** START **

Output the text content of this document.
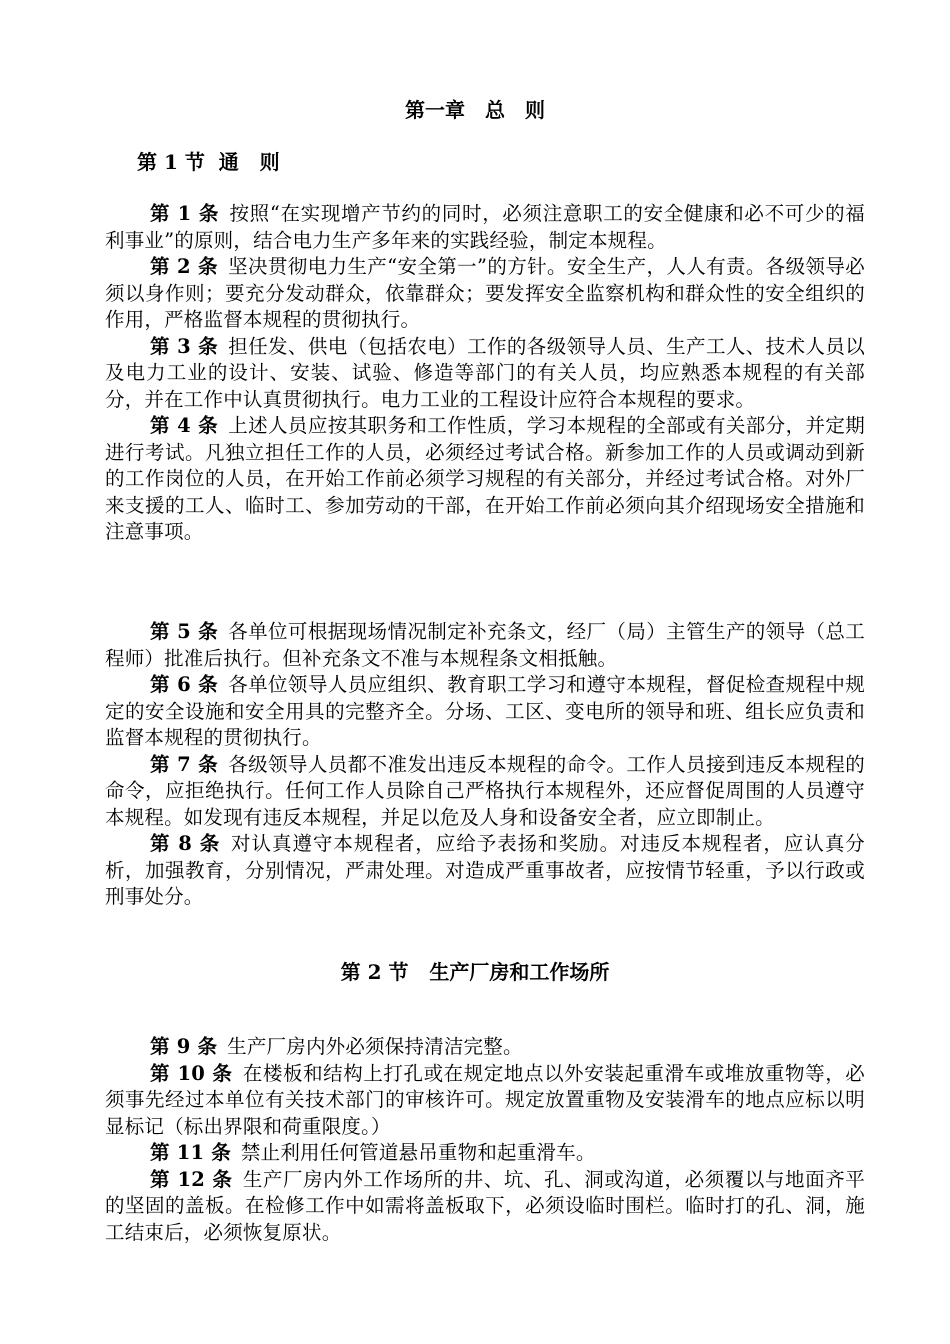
第一章　总　则
第 1 节  通   则

第 1 条 按照“在实现增产节约的同时，必须注意职工的安全健康和必不可少的福利事业”的原则，结合电力生产多年来的实践经验，制定本规程。

第 2 条 坚决贯彻电力生产“安全第一”的方针。安全生产，人人有责。各级领导必须以身作则；要充分发动群众，依靠群众；要发挥安全监察机构和群众性的安全组织的作用，严格监督本规程的贯彻执行。

第 3 条 担任发、供电（包括农电）工作的各级领导人员、生产工人、技术人员以及电力工业的设计、安装、试验、修造等部门的有关人员，均应熟悉本规程的有关部分，并在工作中认真贯彻执行。电力工业的工程设计应符合本规程的要求。

第 4 条 上述人员应按其职务和工作性质，学习本规程的全部或有关部分，并定期进行考试。凡独立担任工作的人员，必须经过考试合格。新参加工作的人员或调动到新的工作岗位的人员，在开始工作前必须学习规程的有关部分，并经过考试合格。对外厂来支援的工人、临时工、参加劳动的干部，在开始工作前必须向其介绍现场安全措施和注意事项。

第 5 条 各单位可根据现场情况制定补充条文，经厂（局）主管生产的领导（总工程师）批准后执行。但补充条文不准与本规程条文相抵触。

第 6 条 各单位领导人员应组织、教育职工学习和遵守本规程，督促检查规程中规定的安全设施和安全用具的完整齐全。分场、工区、变电所的领导和班、组长应负责和监督本规程的贯彻执行。

第 7 条 各级领导人员都不准发出违反本规程的命令。工作人员接到违反本规程的命令，应拒绝执行。任何工作人员除自己严格执行本规程外，还应督促周围的人员遵守本规程。如发现有违反本规程，并足以危及人身和设备安全者，应立即制止。

第 8 条 对认真遵守本规程者，应给予表扬和奖励。对违反本规程者，应认真分析，加强教育，分别情况，严肃处理。对造成严重事故者，应按情节轻重，予以行政或刑事处分。

第 2 节   生产厂房和工作场所

第 9 条 生产厂房内外必须保持清洁完整。

第 10 条 在楼板和结构上打孔或在规定地点以外安装起重滑车或堆放重物等，必须事先经过本单位有关技术部门的审核许可。规定放置重物及安装滑车的地点应标以明显标记（标出界限和荷重限度。）

第 11 条 禁止利用任何管道悬吊重物和起重滑车。

第 12 条 生产厂房内外工作场所的井、坑、孔、洞或沟道，必须覆以与地面齐平的坚固的盖板。在检修工作中如需将盖板取下，必须设临时围栏。临时打的孔、洞，施工结束后，必须恢复原状。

** END **

→ **Task details**: Go through the listing above and write it all out exactly, leaving out any picture.

→ **The reply**:
Output the text content of this document.
第一章　总　则
第 1 节  通   则

第 1 条 按照“在实现增产节约的同时，必须注意职工的安全健康和必不可少的福利事业”的原则，结合电力生产多年来的实践经验，制定本规程。

第 2 条 坚决贯彻电力生产“安全第一”的方针。安全生产，人人有责。各级领导必须以身作则；要充分发动群众，依靠群众；要发挥安全监察机构和群众性的安全组织的作用，严格监督本规程的贯彻执行。

第 3 条 担任发、供电（包括农电）工作的各级领导人员、生产工人、技术人员以及电力工业的设计、安装、试验、修造等部门的有关人员，均应熟悉本规程的有关部分，并在工作中认真贯彻执行。电力工业的工程设计应符合本规程的要求。

第 4 条 上述人员应按其职务和工作性质，学习本规程的全部或有关部分，并定期进行考试。凡独立担任工作的人员，必须经过考试合格。新参加工作的人员或调动到新的工作岗位的人员，在开始工作前必须学习规程的有关部分，并经过考试合格。对外厂来支援的工人、临时工、参加劳动的干部，在开始工作前必须向其介绍现场安全措施和注意事项。

第 5 条 各单位可根据现场情况制定补充条文，经厂（局）主管生产的领导（总工程师）批准后执行。但补充条文不准与本规程条文相抵触。

第 6 条 各单位领导人员应组织、教育职工学习和遵守本规程，督促检查规程中规定的安全设施和安全用具的完整齐全。分场、工区、变电所的领导和班、组长应负责和监督本规程的贯彻执行。

第 7 条 各级领导人员都不准发出违反本规程的命令。工作人员接到违反本规程的命令，应拒绝执行。任何工作人员除自己严格执行本规程外，还应督促周围的人员遵守本规程。如发现有违反本规程，并足以危及人身和设备安全者，应立即制止。

第 8 条 对认真遵守本规程者，应给予表扬和奖励。对违反本规程者，应认真分析，加强教育，分别情况，严肃处理。对造成严重事故者，应按情节轻重，予以行政或刑事处分。

第 2 节   生产厂房和工作场所

第 9 条 生产厂房内外必须保持清洁完整。

第 10 条 在楼板和结构上打孔或在规定地点以外安装起重滑车或堆放重物等，必须事先经过本单位有关技术部门的审核许可。规定放置重物及安装滑车的地点应标以明显标记（标出界限和荷重限度。）

第 11 条 禁止利用任何管道悬吊重物和起重滑车。

第 12 条 生产厂房内外工作场所的井、坑、孔、洞或沟道，必须覆以与地面齐平的坚固的盖板。在检修工作中如需将盖板取下，必须设临时围栏。临时打的孔、洞，施工结束后，必须恢复原状。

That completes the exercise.